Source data
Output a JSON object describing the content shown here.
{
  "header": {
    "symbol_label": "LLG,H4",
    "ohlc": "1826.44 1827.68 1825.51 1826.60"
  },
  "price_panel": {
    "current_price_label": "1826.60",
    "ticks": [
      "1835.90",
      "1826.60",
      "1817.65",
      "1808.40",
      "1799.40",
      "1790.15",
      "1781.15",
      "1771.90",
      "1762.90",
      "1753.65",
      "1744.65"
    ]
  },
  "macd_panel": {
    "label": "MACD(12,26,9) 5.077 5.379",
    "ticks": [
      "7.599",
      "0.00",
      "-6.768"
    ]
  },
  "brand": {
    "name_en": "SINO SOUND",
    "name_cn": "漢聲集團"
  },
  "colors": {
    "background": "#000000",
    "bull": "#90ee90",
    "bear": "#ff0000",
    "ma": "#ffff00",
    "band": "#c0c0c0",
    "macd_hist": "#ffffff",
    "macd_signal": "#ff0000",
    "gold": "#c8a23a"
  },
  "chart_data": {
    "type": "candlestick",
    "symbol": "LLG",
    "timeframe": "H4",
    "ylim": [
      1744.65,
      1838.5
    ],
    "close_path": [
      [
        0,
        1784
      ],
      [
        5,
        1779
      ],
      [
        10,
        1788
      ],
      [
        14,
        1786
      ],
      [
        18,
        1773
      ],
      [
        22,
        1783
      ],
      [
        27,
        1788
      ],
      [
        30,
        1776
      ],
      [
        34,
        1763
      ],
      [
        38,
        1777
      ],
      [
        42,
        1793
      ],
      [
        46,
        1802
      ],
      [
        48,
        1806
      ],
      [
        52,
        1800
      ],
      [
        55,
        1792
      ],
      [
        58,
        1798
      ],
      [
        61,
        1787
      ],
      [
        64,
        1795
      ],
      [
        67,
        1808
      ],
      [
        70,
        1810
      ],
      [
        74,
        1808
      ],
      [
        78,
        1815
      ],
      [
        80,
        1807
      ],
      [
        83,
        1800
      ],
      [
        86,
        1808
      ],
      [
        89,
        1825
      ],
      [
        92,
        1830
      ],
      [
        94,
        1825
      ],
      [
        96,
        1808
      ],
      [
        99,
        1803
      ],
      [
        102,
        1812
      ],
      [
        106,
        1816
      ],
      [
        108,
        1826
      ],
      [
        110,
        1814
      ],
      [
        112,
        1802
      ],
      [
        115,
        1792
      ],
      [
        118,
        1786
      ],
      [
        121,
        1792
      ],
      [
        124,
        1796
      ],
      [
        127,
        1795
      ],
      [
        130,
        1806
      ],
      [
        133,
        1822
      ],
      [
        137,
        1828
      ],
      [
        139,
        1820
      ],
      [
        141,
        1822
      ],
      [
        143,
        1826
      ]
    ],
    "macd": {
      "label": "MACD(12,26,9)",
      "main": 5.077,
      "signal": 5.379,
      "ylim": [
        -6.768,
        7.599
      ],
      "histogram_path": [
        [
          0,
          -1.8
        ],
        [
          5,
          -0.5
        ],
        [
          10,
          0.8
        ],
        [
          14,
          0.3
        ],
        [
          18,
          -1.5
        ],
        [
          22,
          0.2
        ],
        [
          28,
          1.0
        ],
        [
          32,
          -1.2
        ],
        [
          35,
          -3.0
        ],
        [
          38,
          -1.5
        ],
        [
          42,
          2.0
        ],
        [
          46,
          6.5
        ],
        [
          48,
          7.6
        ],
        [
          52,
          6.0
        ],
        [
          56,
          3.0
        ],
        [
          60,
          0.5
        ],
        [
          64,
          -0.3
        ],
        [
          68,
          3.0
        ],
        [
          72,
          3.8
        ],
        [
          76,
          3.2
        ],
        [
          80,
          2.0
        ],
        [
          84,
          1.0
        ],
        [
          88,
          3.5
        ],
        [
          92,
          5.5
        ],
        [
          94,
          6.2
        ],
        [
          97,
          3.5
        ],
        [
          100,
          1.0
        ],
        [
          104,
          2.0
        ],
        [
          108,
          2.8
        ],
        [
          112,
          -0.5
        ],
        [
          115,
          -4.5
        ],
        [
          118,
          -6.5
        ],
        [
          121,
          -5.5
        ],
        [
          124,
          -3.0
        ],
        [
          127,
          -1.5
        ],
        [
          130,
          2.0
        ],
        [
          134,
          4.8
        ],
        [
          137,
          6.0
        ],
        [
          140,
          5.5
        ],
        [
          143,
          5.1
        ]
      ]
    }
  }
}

• WHAT IS REQUIRED
Could you quote the material above in full, exactly as it stands?

• REPLY TO THE EXERCISE
Output a JSON object describing the content shown here.
{
  "header": {
    "symbol_label": "LLG,H4",
    "ohlc": "1826.44 1827.68 1825.51 1826.60"
  },
  "price_panel": {
    "current_price_label": "1826.60",
    "ticks": [
      "1835.90",
      "1826.60",
      "1817.65",
      "1808.40",
      "1799.40",
      "1790.15",
      "1781.15",
      "1771.90",
      "1762.90",
      "1753.65",
      "1744.65"
    ]
  },
  "macd_panel": {
    "label": "MACD(12,26,9) 5.077 5.379",
    "ticks": [
      "7.599",
      "0.00",
      "-6.768"
    ]
  },
  "brand": {
    "name_en": "SINO SOUND",
    "name_cn": "漢聲集團"
  },
  "colors": {
    "background": "#000000",
    "bull": "#90ee90",
    "bear": "#ff0000",
    "ma": "#ffff00",
    "band": "#c0c0c0",
    "macd_hist": "#ffffff",
    "macd_signal": "#ff0000",
    "gold": "#c8a23a"
  },
  "chart_data": {
    "type": "candlestick",
    "symbol": "LLG",
    "timeframe": "H4",
    "ylim": [
      1744.65,
      1838.5
    ],
    "close_path": [
      [
        0,
        1784
      ],
      [
        5,
        1779
      ],
      [
        10,
        1788
      ],
      [
        14,
        1786
      ],
      [
        18,
        1773
      ],
      [
        22,
        1783
      ],
      [
        27,
        1788
      ],
      [
        30,
        1776
      ],
      [
        34,
        1763
      ],
      [
        38,
        1777
      ],
      [
        42,
        1793
      ],
      [
        46,
        1802
      ],
      [
        48,
        1806
      ],
      [
        52,
        1800
      ],
      [
        55,
        1792
      ],
      [
        58,
        1798
      ],
      [
        61,
        1787
      ],
      [
        64,
        1795
      ],
      [
        67,
        1808
      ],
      [
        70,
        1810
      ],
      [
        74,
        1808
      ],
      [
        78,
        1815
      ],
      [
        80,
        1807
      ],
      [
        83,
        1800
      ],
      [
        86,
        1808
      ],
      [
        89,
        1825
      ],
      [
        92,
        1830
      ],
      [
        94,
        1825
      ],
      [
        96,
        1808
      ],
      [
        99,
        1803
      ],
      [
        102,
        1812
      ],
      [
        106,
        1816
      ],
      [
        108,
        1826
      ],
      [
        110,
        1814
      ],
      [
        112,
        1802
      ],
      [
        115,
        1792
      ],
      [
        118,
        1786
      ],
      [
        121,
        1792
      ],
      [
        124,
        1796
      ],
      [
        127,
        1795
      ],
      [
        130,
        1806
      ],
      [
        133,
        1822
      ],
      [
        137,
        1828
      ],
      [
        139,
        1820
      ],
      [
        141,
        1822
      ],
      [
        143,
        1826
      ]
    ],
    "macd": {
      "label": "MACD(12,26,9)",
      "main": 5.077,
      "signal": 5.379,
      "ylim": [
        -6.768,
        7.599
      ],
      "histogram_path": [
        [
          0,
          -1.8
        ],
        [
          5,
          -0.5
        ],
        [
          10,
          0.8
        ],
        [
          14,
          0.3
        ],
        [
          18,
          -1.5
        ],
        [
          22,
          0.2
        ],
        [
          28,
          1.0
        ],
        [
          32,
          -1.2
        ],
        [
          35,
          -3.0
        ],
        [
          38,
          -1.5
        ],
        [
          42,
          2.0
        ],
        [
          46,
          6.5
        ],
        [
          48,
          7.6
        ],
        [
          52,
          6.0
        ],
        [
          56,
          3.0
        ],
        [
          60,
          0.5
        ],
        [
          64,
          -0.3
        ],
        [
          68,
          3.0
        ],
        [
          72,
          3.8
        ],
        [
          76,
          3.2
        ],
        [
          80,
          2.0
        ],
        [
          84,
          1.0
        ],
        [
          88,
          3.5
        ],
        [
          92,
          5.5
        ],
        [
          94,
          6.2
        ],
        [
          97,
          3.5
        ],
        [
          100,
          1.0
        ],
        [
          104,
          2.0
        ],
        [
          108,
          2.8
        ],
        [
          112,
          -0.5
        ],
        [
          115,
          -4.5
        ],
        [
          118,
          -6.5
        ],
        [
          121,
          -5.5
        ],
        [
          124,
          -3.0
        ],
        [
          127,
          -1.5
        ],
        [
          130,
          2.0
        ],
        [
          134,
          4.8
        ],
        [
          137,
          6.0
        ],
        [
          140,
          5.5
        ],
        [
          143,
          5.1
        ]
      ]
    }
  }
}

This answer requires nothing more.